__What you need to do__.
Below are the records. List every line holding the word "nHorizontal".

__Extracted material__.
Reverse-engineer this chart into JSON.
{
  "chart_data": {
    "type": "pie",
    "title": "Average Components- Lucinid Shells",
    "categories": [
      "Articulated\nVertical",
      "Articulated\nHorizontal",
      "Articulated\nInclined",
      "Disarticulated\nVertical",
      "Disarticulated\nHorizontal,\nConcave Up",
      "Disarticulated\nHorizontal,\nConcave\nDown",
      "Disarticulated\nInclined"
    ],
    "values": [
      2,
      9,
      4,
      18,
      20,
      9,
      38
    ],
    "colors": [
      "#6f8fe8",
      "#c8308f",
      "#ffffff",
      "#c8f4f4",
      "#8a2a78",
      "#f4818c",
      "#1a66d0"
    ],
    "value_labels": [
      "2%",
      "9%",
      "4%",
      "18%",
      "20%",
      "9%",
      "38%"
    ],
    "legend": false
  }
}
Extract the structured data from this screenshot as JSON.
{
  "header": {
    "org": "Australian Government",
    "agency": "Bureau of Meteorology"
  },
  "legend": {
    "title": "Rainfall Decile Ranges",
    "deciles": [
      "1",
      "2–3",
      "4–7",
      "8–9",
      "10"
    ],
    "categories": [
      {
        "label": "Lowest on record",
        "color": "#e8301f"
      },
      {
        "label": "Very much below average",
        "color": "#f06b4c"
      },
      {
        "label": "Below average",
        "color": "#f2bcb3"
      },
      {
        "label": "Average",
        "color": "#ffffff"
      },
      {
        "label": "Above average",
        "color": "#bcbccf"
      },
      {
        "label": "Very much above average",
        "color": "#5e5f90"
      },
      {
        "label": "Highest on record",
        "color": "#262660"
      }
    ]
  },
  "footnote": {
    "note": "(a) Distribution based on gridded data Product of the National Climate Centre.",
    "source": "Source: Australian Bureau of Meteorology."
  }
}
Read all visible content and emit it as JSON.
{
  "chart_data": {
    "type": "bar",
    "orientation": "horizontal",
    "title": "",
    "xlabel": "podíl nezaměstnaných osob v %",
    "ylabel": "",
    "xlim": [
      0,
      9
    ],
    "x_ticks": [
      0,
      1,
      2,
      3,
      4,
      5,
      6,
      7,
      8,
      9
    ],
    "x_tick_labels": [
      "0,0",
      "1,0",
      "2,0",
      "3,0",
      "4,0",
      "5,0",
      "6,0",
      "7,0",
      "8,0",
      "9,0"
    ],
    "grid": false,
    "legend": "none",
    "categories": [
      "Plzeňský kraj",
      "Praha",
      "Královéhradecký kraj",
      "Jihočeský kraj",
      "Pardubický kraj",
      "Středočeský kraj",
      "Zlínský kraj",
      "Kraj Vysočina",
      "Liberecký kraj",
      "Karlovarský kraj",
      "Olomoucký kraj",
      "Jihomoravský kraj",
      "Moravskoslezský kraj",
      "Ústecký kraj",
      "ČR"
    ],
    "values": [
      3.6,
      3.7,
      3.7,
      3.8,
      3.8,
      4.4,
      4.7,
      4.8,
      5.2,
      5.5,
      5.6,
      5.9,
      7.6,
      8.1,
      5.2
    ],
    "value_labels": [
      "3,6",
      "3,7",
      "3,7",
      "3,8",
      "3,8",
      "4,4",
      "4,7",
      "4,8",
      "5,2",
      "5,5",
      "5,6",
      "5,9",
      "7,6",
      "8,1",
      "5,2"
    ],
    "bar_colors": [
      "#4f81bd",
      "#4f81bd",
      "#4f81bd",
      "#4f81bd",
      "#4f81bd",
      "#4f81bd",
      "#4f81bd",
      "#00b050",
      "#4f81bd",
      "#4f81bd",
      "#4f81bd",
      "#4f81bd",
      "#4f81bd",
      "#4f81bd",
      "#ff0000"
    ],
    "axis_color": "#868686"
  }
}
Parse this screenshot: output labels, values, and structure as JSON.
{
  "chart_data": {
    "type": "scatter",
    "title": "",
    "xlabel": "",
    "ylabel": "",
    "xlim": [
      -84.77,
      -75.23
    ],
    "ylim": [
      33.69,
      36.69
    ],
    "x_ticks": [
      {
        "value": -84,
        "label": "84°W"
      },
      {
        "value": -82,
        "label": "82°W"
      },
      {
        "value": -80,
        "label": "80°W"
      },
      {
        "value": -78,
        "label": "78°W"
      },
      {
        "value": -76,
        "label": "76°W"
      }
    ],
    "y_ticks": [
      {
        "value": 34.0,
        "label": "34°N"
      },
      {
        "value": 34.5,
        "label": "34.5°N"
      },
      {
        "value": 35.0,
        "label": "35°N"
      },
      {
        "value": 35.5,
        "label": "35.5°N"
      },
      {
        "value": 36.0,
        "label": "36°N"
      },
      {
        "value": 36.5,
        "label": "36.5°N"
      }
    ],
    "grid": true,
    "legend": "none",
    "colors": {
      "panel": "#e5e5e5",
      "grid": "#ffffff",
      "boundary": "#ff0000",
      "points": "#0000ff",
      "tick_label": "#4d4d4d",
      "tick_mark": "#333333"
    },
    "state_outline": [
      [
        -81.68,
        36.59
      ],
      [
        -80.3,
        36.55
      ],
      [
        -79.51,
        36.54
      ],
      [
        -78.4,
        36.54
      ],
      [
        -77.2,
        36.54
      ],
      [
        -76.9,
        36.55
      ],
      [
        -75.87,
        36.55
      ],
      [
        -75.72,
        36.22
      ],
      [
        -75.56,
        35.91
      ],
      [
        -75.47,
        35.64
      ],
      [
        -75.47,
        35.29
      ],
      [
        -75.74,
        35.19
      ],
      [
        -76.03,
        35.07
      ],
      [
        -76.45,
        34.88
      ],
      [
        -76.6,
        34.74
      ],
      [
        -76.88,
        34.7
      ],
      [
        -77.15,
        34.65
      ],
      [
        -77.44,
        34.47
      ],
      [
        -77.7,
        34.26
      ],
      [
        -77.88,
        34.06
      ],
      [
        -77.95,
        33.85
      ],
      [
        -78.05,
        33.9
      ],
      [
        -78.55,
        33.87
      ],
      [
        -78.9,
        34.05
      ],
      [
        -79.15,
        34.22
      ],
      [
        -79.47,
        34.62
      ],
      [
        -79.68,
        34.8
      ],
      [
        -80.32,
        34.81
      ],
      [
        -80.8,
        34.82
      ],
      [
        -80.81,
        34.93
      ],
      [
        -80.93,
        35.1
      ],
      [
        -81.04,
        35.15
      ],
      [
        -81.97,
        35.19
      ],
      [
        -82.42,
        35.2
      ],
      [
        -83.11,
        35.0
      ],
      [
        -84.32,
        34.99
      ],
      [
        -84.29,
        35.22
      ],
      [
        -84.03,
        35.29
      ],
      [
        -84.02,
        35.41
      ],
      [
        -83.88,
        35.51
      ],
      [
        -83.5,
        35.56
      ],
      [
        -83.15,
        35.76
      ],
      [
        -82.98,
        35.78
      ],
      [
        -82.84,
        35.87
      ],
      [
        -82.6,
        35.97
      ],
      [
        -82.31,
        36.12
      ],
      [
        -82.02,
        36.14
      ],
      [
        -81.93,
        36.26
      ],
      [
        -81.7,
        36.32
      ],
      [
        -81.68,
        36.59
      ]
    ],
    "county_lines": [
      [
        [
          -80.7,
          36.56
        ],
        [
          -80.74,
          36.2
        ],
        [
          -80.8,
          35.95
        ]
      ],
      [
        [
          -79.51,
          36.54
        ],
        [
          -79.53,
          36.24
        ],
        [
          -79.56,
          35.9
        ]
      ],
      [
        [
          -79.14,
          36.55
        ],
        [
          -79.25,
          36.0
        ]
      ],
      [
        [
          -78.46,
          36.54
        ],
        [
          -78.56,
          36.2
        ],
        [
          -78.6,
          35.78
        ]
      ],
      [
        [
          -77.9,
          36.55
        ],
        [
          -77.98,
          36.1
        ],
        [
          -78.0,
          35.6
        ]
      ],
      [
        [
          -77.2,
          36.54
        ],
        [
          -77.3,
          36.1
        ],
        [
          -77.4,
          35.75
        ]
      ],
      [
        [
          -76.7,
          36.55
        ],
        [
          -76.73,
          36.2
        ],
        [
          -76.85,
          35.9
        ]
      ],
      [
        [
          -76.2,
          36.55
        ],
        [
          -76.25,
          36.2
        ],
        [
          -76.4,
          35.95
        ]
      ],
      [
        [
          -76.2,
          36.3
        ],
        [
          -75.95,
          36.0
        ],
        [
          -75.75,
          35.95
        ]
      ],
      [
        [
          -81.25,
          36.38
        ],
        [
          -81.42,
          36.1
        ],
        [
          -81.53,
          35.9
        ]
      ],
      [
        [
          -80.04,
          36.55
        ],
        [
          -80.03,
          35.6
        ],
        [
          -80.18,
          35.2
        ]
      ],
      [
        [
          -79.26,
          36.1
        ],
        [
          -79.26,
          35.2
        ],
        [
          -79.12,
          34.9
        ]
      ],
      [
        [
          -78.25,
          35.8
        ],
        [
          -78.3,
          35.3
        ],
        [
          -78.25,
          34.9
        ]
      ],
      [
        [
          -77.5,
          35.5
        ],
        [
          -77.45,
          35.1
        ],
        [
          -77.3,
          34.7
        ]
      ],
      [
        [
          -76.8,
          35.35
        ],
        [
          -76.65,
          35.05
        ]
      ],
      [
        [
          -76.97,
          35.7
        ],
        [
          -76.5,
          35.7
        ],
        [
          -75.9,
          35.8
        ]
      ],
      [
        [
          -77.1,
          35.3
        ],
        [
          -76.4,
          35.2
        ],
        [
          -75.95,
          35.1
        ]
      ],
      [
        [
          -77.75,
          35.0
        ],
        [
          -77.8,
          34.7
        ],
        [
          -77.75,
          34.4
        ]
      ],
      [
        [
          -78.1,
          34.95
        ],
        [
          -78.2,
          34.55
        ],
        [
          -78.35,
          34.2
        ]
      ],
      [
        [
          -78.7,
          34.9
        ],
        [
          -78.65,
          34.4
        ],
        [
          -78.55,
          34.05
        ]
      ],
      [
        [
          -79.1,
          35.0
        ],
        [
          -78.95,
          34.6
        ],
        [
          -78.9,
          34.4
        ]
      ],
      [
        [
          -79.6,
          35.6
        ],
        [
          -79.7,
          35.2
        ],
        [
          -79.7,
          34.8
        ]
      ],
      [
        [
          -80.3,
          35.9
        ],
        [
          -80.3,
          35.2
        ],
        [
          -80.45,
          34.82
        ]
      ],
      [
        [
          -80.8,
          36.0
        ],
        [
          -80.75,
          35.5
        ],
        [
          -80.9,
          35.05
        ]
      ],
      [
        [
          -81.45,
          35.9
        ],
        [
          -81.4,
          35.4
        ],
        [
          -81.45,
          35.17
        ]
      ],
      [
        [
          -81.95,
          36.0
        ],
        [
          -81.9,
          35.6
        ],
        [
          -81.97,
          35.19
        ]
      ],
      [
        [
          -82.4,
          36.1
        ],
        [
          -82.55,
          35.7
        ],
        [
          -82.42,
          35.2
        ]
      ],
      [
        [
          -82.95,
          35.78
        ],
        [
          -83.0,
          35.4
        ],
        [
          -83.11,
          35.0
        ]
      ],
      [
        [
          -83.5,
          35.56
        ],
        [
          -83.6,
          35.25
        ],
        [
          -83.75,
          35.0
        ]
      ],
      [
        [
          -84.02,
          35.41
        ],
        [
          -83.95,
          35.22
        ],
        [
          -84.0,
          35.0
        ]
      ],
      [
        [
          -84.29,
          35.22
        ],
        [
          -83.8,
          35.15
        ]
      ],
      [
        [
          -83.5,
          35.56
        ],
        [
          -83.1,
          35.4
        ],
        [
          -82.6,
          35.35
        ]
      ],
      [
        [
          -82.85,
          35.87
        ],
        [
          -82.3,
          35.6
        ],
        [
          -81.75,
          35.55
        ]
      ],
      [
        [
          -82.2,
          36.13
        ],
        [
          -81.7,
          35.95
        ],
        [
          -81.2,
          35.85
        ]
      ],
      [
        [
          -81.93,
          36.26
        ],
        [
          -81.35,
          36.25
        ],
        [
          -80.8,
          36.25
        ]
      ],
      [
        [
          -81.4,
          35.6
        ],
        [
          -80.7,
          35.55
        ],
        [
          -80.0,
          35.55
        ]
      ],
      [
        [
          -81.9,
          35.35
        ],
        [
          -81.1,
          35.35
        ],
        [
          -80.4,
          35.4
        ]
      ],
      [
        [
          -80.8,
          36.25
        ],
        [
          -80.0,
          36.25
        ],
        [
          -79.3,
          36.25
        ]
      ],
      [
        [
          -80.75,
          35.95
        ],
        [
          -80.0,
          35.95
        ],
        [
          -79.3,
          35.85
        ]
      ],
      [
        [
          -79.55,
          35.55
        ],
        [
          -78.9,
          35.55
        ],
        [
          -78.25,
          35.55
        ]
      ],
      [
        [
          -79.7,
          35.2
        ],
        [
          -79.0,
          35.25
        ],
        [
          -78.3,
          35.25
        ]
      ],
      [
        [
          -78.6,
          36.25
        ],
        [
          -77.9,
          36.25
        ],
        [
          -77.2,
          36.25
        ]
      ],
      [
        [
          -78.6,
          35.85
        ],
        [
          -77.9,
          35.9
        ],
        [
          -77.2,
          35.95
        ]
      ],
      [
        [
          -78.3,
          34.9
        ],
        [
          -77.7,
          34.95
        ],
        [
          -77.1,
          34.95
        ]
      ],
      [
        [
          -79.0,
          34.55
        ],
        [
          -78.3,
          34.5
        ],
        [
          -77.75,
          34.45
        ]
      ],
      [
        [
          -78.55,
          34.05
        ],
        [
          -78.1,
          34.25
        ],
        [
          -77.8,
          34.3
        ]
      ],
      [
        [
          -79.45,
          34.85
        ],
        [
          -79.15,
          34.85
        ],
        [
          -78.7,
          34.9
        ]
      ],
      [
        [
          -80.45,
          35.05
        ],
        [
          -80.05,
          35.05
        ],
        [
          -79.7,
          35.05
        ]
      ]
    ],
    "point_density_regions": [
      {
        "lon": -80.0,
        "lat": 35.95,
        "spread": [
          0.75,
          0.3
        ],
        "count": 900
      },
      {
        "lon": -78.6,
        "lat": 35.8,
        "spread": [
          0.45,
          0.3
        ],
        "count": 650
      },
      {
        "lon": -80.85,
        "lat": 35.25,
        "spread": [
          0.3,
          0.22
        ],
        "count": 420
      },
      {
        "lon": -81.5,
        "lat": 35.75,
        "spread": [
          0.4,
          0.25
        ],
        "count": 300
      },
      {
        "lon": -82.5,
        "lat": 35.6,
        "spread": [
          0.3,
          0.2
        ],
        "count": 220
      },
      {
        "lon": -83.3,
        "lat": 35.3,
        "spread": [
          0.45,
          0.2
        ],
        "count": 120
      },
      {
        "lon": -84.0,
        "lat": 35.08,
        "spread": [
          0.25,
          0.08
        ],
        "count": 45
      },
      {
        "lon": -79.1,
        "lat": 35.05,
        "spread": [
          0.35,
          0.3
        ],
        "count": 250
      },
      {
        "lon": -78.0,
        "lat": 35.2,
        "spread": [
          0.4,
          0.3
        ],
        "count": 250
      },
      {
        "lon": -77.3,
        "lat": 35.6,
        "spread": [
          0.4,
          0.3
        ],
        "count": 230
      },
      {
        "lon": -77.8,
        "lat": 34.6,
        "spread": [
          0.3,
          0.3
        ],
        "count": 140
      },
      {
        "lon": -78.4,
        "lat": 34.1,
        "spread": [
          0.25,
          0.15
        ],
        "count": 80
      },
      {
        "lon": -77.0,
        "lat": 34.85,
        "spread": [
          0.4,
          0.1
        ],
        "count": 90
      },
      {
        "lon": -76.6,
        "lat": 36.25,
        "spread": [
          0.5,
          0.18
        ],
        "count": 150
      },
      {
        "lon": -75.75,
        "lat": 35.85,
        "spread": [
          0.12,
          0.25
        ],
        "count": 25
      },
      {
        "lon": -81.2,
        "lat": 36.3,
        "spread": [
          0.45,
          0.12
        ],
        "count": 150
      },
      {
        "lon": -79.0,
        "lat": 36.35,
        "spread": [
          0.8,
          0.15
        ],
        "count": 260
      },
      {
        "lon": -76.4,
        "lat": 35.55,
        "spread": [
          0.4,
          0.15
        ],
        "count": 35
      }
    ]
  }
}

__Response__.
      "Articulated\nHorizontal",
      "Disarticulated\nHorizontal,\nConcave Up",
      "Disarticulated\nHorizontal,\nConcave\nDown",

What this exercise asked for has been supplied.